>> start

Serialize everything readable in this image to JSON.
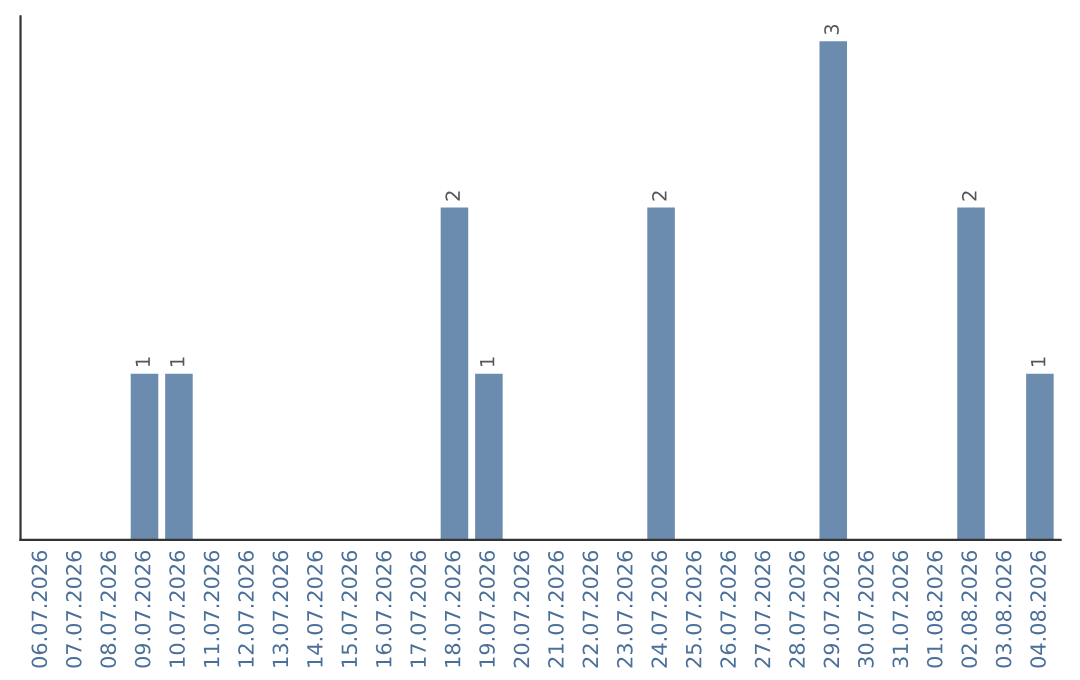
{
  "chart_data": {
    "type": "bar",
    "categories": [
      "06.07.2026",
      "07.07.2026",
      "08.07.2026",
      "09.07.2026",
      "10.07.2026",
      "11.07.2026",
      "12.07.2026",
      "13.07.2026",
      "14.07.2026",
      "15.07.2026",
      "16.07.2026",
      "17.07.2026",
      "18.07.2026",
      "19.07.2026",
      "20.07.2026",
      "21.07.2026",
      "22.07.2026",
      "23.07.2026",
      "24.07.2026",
      "25.07.2026",
      "26.07.2026",
      "27.07.2026",
      "28.07.2026",
      "29.07.2026",
      "30.07.2026",
      "31.07.2026",
      "01.08.2026",
      "02.08.2026",
      "03.08.2026",
      "04.08.2026"
    ],
    "values": [
      0,
      0,
      0,
      1,
      1,
      0,
      0,
      0,
      0,
      0,
      0,
      0,
      2,
      1,
      0,
      0,
      0,
      0,
      2,
      0,
      0,
      0,
      0,
      3,
      0,
      0,
      0,
      2,
      0,
      1
    ],
    "value_labels": [
      null,
      null,
      null,
      "1",
      "1",
      null,
      null,
      null,
      null,
      null,
      null,
      null,
      "2",
      "1",
      null,
      null,
      null,
      null,
      "2",
      null,
      null,
      null,
      null,
      "3",
      null,
      null,
      null,
      "2",
      null,
      "1"
    ],
    "color": "#6b8caf",
    "grid": false,
    "tick_labels": "x"
  }
}
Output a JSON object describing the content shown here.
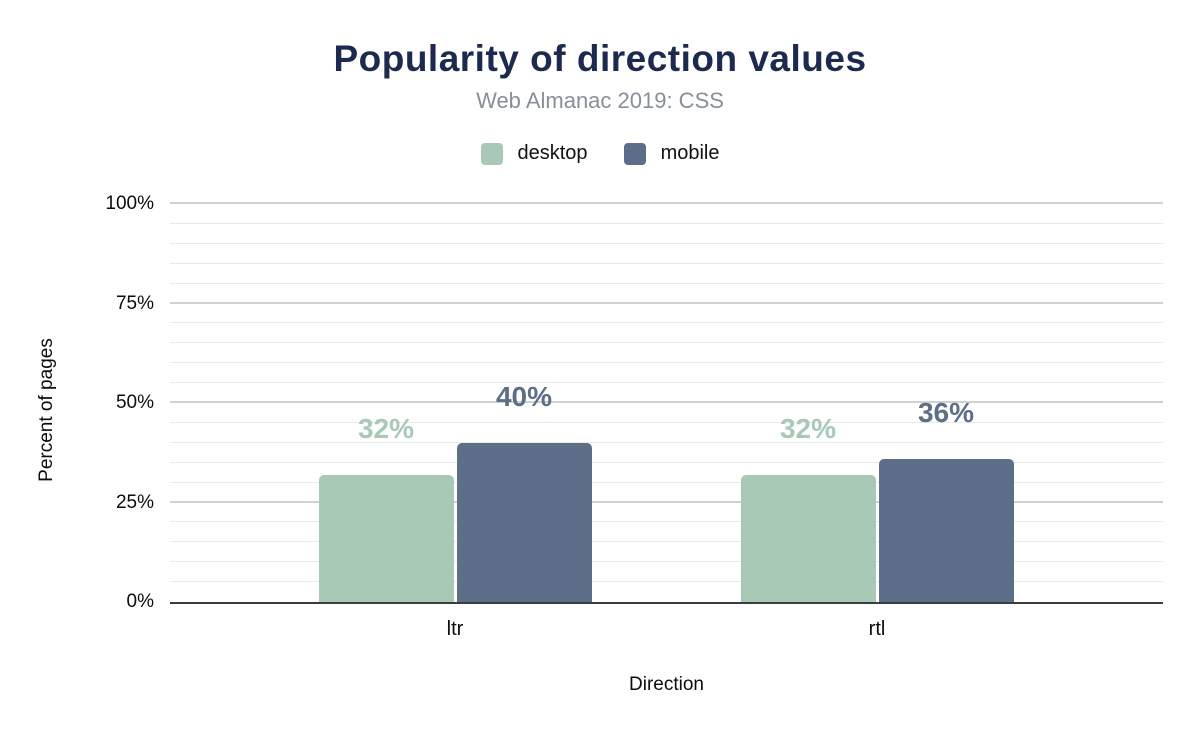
{
  "header": {
    "title": "Popularity of direction values",
    "subtitle": "Web Almanac 2019: CSS"
  },
  "legend": {
    "items": [
      {
        "label": "desktop",
        "color": "#a7c9b5"
      },
      {
        "label": "mobile",
        "color": "#5c6e88"
      }
    ]
  },
  "axes": {
    "ylabel": "Percent of pages",
    "xlabel": "Direction"
  },
  "chart_data": {
    "type": "bar",
    "title": "Popularity of direction values",
    "subtitle": "Web Almanac 2019: CSS",
    "categories": [
      "ltr",
      "rtl"
    ],
    "series": [
      {
        "name": "desktop",
        "color": "#a7c9b5",
        "values": [
          32,
          32
        ],
        "labels": [
          "32%",
          "32%"
        ]
      },
      {
        "name": "mobile",
        "color": "#5c6e88",
        "values": [
          40,
          36
        ],
        "labels": [
          "40%",
          "36%"
        ]
      }
    ],
    "xlabel": "Direction",
    "ylabel": "Percent of pages",
    "ylim": [
      0,
      100
    ],
    "yticks": [
      0,
      25,
      50,
      75,
      100
    ],
    "ytick_labels": [
      "0%",
      "25%",
      "50%",
      "75%",
      "100%"
    ],
    "minor_grid_step": 5,
    "major_grid_step": 25,
    "grid": true,
    "legend_position": "top",
    "colors": {
      "title": "#1b2a4e",
      "subtitle": "#878f9a",
      "axis_line": "#3c3c3c",
      "major_grid": "#ced2d1",
      "minor_grid": "#e9eaea"
    }
  }
}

>> end

> Problem statement
Retype, word for word, the lines from the one with "Output a JSON" through the last line of the entries above, and only those lines. Leave pictures out.

> Final result
Output a JSON object describing the content shown here.
{
  "header": {
    "title": "Popularity of direction values",
    "subtitle": "Web Almanac 2019: CSS"
  },
  "legend": {
    "items": [
      {
        "label": "desktop",
        "color": "#a7c9b5"
      },
      {
        "label": "mobile",
        "color": "#5c6e88"
      }
    ]
  },
  "axes": {
    "ylabel": "Percent of pages",
    "xlabel": "Direction"
  },
  "chart_data": {
    "type": "bar",
    "title": "Popularity of direction values",
    "subtitle": "Web Almanac 2019: CSS",
    "categories": [
      "ltr",
      "rtl"
    ],
    "series": [
      {
        "name": "desktop",
        "color": "#a7c9b5",
        "values": [
          32,
          32
        ],
        "labels": [
          "32%",
          "32%"
        ]
      },
      {
        "name": "mobile",
        "color": "#5c6e88",
        "values": [
          40,
          36
        ],
        "labels": [
          "40%",
          "36%"
        ]
      }
    ],
    "xlabel": "Direction",
    "ylabel": "Percent of pages",
    "ylim": [
      0,
      100
    ],
    "yticks": [
      0,
      25,
      50,
      75,
      100
    ],
    "ytick_labels": [
      "0%",
      "25%",
      "50%",
      "75%",
      "100%"
    ],
    "minor_grid_step": 5,
    "major_grid_step": 25,
    "grid": true,
    "legend_position": "top",
    "colors": {
      "title": "#1b2a4e",
      "subtitle": "#878f9a",
      "axis_line": "#3c3c3c",
      "major_grid": "#ced2d1",
      "minor_grid": "#e9eaea"
    }
  }
}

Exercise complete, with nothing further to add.